RECORDS FOR THIS EXERCISE:

____________

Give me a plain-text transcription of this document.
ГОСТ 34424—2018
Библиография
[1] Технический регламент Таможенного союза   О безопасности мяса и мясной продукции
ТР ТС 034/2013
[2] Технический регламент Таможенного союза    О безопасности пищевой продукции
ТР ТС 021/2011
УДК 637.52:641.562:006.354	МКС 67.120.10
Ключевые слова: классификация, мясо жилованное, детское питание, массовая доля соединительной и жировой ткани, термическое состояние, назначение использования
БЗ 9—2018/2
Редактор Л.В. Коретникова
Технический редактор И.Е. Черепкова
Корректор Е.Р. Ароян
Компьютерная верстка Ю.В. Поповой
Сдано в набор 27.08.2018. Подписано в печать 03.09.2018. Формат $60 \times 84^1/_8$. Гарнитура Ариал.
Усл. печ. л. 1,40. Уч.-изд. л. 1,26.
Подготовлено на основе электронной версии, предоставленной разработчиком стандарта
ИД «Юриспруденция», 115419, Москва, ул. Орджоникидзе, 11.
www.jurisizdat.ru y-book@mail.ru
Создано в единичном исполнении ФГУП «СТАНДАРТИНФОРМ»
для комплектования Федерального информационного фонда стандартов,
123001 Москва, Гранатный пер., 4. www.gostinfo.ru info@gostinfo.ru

____________

WHAT NEEDS TO BE DONE: Scan the records above and report how many lines include the word "безопасности", without any other text.

CORRECT OUTPUT: 2